## WHAT TO PRODUCE
Extract all lines from the data beneath that include the word "screenshot".
__________
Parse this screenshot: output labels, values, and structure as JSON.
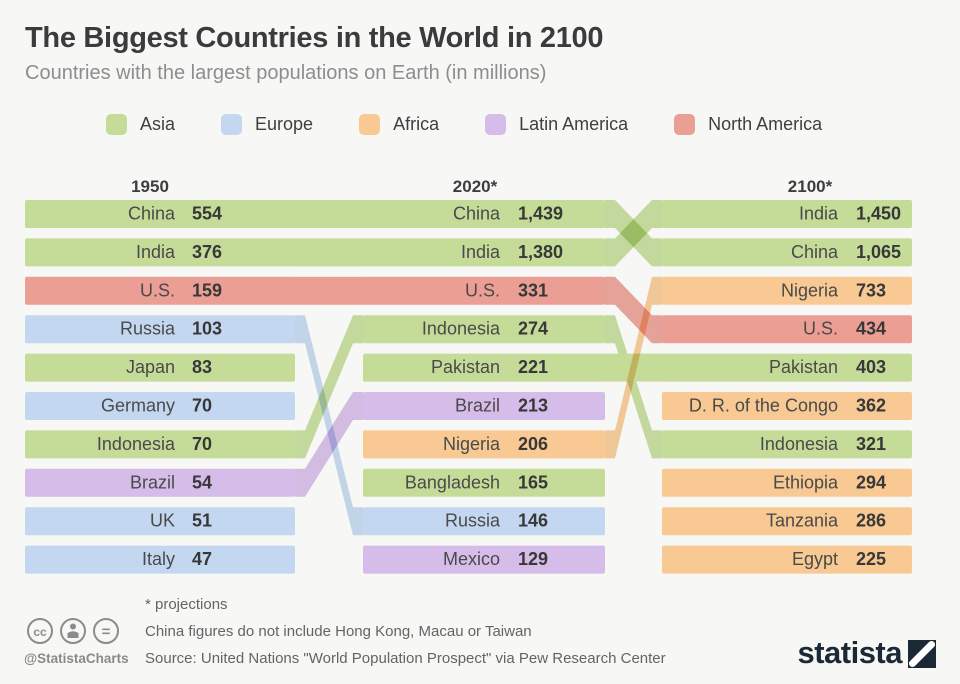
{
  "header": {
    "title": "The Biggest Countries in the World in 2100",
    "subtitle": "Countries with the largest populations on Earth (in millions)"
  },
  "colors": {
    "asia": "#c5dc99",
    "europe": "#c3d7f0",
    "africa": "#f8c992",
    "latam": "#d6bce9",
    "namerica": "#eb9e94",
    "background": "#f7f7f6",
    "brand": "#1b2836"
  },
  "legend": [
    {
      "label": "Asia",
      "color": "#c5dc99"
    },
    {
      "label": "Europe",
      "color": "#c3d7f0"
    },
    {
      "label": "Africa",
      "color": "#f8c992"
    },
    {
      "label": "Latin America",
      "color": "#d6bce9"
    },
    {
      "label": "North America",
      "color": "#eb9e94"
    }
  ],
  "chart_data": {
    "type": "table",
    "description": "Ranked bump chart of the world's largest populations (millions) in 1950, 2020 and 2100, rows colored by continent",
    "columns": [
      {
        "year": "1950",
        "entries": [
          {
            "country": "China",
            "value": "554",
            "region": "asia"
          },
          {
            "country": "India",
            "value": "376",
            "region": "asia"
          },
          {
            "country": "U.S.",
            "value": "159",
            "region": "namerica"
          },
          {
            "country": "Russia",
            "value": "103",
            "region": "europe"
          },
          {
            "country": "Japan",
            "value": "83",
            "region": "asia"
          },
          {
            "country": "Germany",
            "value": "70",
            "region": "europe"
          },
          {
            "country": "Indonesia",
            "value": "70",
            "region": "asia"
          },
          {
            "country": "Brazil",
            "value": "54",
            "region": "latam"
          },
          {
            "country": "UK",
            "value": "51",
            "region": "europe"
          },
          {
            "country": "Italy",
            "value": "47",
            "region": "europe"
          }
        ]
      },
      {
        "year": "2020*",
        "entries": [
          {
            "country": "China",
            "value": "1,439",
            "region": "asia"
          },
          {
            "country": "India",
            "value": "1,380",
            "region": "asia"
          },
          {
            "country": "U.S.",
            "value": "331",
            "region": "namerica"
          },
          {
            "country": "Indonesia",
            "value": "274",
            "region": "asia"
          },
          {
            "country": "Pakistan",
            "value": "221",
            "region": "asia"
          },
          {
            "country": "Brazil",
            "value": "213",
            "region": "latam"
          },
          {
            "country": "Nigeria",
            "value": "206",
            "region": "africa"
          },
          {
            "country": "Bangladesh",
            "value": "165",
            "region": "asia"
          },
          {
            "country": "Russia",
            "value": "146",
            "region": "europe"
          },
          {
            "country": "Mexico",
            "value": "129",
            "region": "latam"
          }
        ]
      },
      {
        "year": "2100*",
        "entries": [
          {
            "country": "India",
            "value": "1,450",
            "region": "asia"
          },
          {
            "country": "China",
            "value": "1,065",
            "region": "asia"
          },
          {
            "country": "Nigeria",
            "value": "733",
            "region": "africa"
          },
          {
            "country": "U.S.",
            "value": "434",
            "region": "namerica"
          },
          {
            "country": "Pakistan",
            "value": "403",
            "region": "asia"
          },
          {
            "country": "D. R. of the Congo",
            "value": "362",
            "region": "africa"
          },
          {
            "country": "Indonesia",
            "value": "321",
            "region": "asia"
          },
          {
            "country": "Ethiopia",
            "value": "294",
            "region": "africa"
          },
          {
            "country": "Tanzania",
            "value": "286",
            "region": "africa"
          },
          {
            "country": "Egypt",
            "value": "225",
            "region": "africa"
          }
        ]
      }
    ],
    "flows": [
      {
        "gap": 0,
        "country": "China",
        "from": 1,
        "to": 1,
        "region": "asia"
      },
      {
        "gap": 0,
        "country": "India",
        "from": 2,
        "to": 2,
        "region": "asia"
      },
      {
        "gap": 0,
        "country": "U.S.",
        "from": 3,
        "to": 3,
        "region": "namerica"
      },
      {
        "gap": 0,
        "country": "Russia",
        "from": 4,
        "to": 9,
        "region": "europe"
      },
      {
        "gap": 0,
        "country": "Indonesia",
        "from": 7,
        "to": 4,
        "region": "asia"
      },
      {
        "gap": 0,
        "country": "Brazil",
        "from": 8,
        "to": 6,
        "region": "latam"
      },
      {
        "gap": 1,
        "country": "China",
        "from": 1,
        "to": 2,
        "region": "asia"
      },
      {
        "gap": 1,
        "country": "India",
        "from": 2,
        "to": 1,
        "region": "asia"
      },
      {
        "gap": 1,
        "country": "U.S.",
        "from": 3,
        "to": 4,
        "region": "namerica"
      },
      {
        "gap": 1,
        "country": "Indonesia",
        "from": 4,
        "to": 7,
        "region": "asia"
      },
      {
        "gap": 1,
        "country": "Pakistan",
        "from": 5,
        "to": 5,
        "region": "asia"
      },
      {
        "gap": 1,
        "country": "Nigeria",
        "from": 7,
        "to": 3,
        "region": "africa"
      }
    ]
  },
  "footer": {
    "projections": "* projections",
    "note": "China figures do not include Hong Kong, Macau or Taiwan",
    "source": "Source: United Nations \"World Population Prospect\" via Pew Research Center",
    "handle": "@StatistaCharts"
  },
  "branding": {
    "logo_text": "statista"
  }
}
__________
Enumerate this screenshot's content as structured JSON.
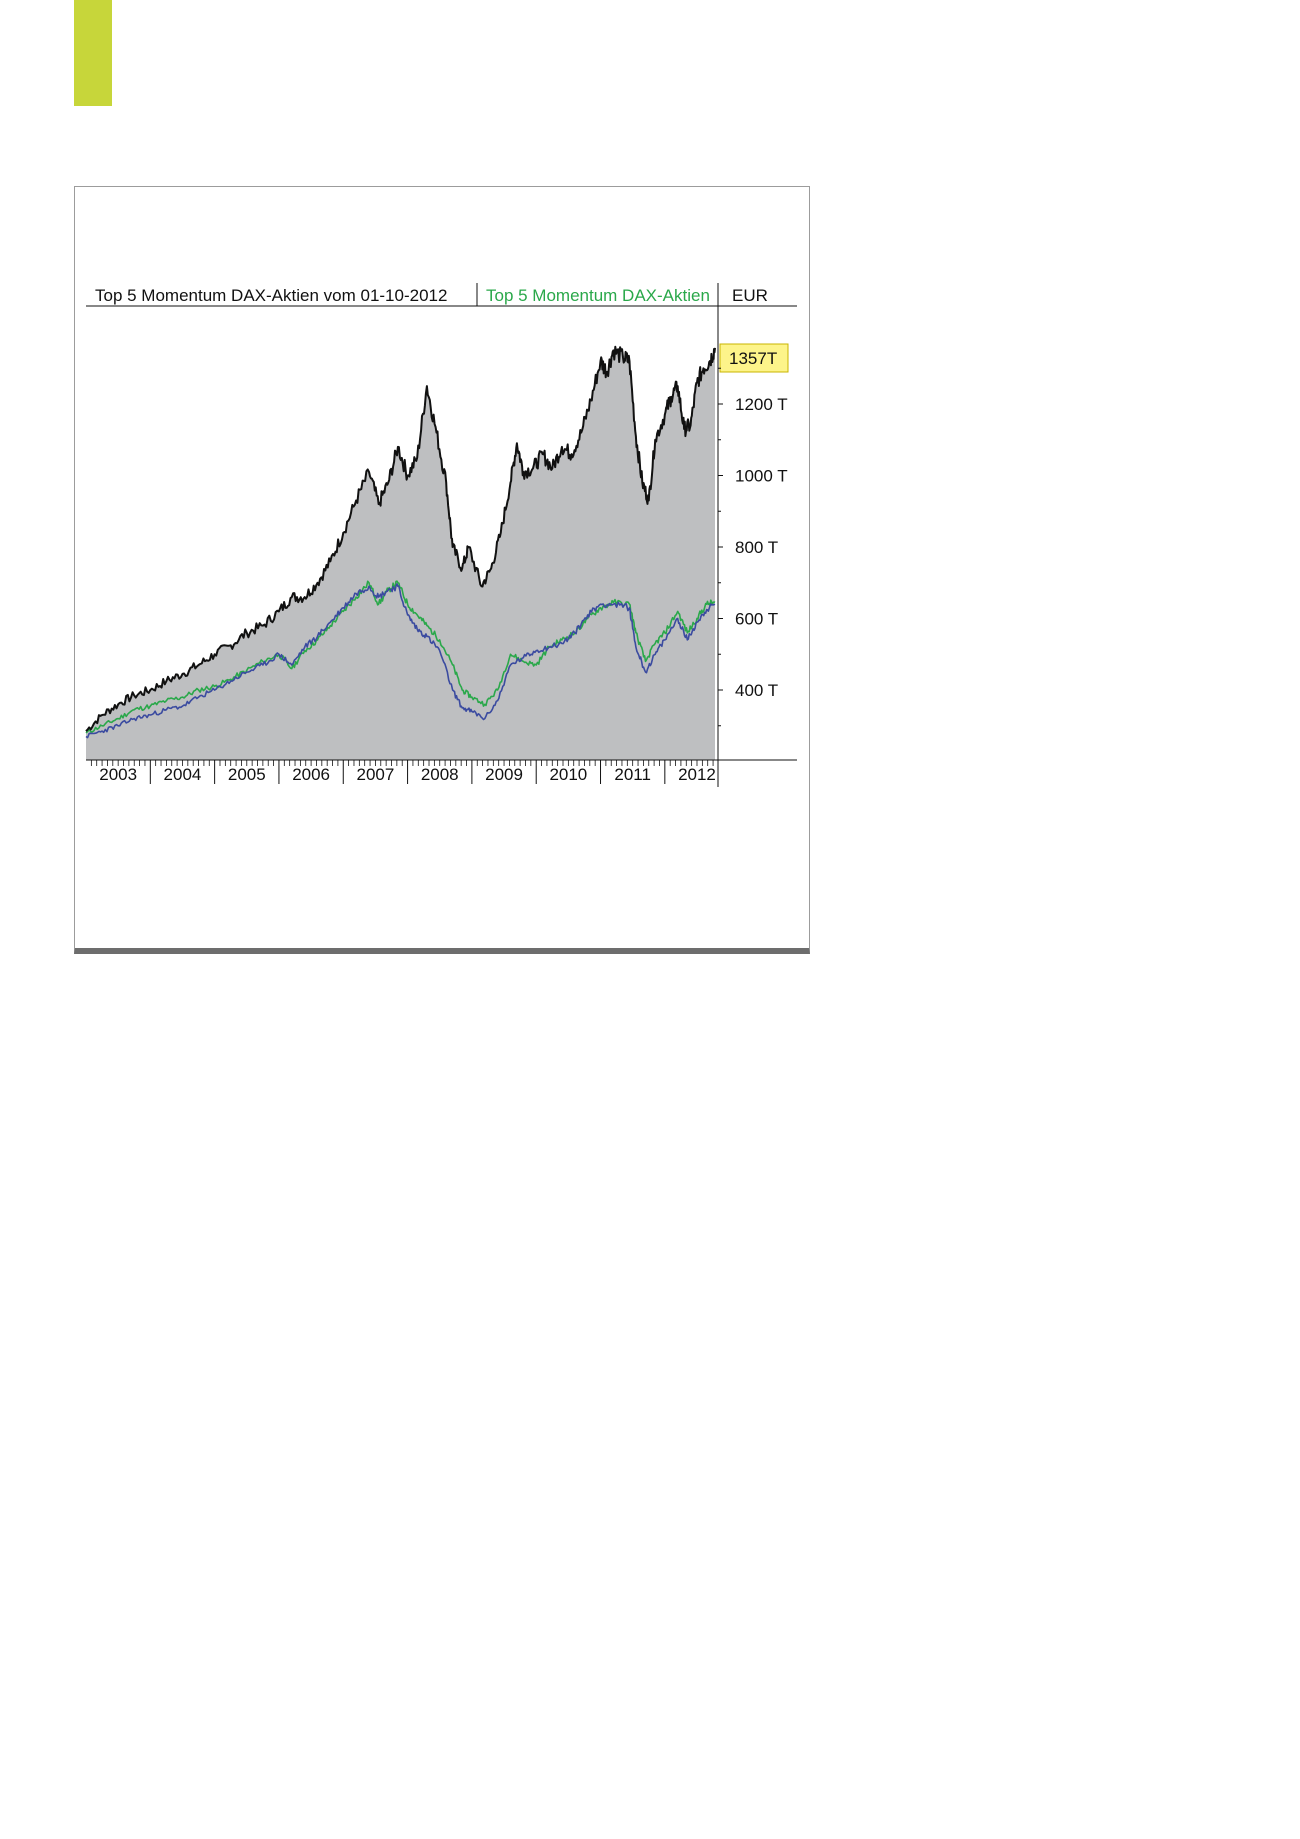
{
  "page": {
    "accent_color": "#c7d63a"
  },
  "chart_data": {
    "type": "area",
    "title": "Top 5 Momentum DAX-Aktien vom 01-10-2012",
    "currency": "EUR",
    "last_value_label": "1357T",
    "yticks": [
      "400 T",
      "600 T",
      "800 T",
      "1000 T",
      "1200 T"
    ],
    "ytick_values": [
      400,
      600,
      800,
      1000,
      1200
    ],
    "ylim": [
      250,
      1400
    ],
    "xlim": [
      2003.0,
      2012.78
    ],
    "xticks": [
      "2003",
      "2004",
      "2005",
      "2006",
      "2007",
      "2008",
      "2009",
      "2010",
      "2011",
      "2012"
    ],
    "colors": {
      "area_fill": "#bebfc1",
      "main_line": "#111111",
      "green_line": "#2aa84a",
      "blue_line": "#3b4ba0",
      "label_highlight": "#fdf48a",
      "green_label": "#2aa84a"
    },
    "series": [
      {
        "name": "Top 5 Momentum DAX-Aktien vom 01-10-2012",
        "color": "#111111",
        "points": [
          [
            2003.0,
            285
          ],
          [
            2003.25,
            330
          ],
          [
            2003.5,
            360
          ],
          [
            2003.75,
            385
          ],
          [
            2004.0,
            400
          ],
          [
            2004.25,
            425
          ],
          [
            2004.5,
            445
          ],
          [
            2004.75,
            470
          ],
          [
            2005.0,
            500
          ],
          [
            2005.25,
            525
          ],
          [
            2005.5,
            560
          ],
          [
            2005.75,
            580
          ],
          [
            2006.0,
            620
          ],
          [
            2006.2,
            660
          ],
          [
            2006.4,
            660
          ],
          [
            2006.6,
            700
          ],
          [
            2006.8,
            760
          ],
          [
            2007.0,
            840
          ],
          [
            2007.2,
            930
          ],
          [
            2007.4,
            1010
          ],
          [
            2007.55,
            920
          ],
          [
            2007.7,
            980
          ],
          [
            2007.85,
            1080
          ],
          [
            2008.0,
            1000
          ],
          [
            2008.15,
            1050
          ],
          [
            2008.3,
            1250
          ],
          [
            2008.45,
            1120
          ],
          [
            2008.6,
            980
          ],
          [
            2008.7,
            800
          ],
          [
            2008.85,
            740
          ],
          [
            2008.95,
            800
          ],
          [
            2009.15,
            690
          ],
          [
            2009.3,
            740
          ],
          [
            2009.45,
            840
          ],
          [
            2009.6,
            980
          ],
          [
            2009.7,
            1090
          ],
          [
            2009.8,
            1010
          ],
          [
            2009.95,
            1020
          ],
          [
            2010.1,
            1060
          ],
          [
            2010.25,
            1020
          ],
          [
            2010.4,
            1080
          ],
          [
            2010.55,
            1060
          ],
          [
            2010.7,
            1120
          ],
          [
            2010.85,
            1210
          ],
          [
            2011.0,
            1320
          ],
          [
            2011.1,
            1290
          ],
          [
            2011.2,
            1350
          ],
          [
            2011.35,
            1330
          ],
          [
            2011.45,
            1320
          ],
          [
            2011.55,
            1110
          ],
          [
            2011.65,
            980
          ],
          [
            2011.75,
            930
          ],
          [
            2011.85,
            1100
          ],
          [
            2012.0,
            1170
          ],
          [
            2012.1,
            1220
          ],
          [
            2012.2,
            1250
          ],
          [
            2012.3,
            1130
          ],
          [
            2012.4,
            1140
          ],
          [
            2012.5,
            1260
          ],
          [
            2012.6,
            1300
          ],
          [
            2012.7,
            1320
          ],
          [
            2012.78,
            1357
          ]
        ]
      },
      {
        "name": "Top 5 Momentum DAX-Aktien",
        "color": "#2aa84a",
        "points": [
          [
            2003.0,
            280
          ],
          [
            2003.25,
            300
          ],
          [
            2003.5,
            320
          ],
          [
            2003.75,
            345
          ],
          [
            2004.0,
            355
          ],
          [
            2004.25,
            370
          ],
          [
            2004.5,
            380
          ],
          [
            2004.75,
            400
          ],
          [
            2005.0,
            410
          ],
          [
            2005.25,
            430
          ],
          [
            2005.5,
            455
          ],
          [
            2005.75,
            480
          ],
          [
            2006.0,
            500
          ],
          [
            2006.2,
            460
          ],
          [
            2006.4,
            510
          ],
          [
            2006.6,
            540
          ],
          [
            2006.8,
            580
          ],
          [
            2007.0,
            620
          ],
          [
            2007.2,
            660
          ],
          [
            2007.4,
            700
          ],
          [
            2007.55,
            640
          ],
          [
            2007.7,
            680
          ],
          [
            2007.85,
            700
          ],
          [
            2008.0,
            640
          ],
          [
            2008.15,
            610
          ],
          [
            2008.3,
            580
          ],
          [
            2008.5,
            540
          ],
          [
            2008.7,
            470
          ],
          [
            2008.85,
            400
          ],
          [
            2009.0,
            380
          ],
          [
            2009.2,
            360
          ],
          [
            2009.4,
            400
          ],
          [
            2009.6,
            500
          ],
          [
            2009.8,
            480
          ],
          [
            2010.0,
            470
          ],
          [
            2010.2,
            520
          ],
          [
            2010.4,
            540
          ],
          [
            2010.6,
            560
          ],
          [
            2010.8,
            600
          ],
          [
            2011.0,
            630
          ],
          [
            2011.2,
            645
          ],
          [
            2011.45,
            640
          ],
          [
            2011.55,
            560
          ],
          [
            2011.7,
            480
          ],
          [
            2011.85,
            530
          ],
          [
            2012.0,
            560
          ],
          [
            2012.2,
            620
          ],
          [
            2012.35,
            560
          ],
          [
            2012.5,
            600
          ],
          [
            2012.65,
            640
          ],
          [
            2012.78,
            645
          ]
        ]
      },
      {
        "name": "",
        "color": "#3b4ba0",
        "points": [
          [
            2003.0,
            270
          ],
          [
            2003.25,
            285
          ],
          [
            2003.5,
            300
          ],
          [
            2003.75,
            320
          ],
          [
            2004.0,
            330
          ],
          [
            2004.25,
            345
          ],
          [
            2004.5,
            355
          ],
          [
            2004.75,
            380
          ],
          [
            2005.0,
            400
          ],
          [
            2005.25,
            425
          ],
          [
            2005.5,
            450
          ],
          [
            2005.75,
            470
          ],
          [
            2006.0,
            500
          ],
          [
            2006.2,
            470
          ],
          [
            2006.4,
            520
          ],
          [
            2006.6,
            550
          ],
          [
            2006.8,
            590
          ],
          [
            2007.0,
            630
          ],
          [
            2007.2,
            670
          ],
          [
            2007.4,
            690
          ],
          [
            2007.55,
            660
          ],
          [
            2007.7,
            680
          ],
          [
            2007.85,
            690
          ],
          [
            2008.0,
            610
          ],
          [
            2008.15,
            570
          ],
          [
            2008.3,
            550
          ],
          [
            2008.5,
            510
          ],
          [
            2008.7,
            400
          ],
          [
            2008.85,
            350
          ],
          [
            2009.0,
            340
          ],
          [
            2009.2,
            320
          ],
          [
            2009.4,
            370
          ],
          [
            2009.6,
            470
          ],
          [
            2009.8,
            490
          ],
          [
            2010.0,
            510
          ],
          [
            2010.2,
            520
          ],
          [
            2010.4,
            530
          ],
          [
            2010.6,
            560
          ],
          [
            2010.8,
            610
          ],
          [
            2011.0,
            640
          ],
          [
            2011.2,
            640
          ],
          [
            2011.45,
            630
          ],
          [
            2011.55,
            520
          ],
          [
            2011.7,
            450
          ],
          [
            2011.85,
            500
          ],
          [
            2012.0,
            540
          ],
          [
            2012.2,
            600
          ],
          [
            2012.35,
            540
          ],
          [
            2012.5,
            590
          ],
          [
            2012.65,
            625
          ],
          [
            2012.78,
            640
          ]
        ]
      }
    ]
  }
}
__________
## WRITTEN ANSWER
Parse this screenshot: output labels, values, and structure as JSON.
Enumerate this screenshot's content as structured JSON.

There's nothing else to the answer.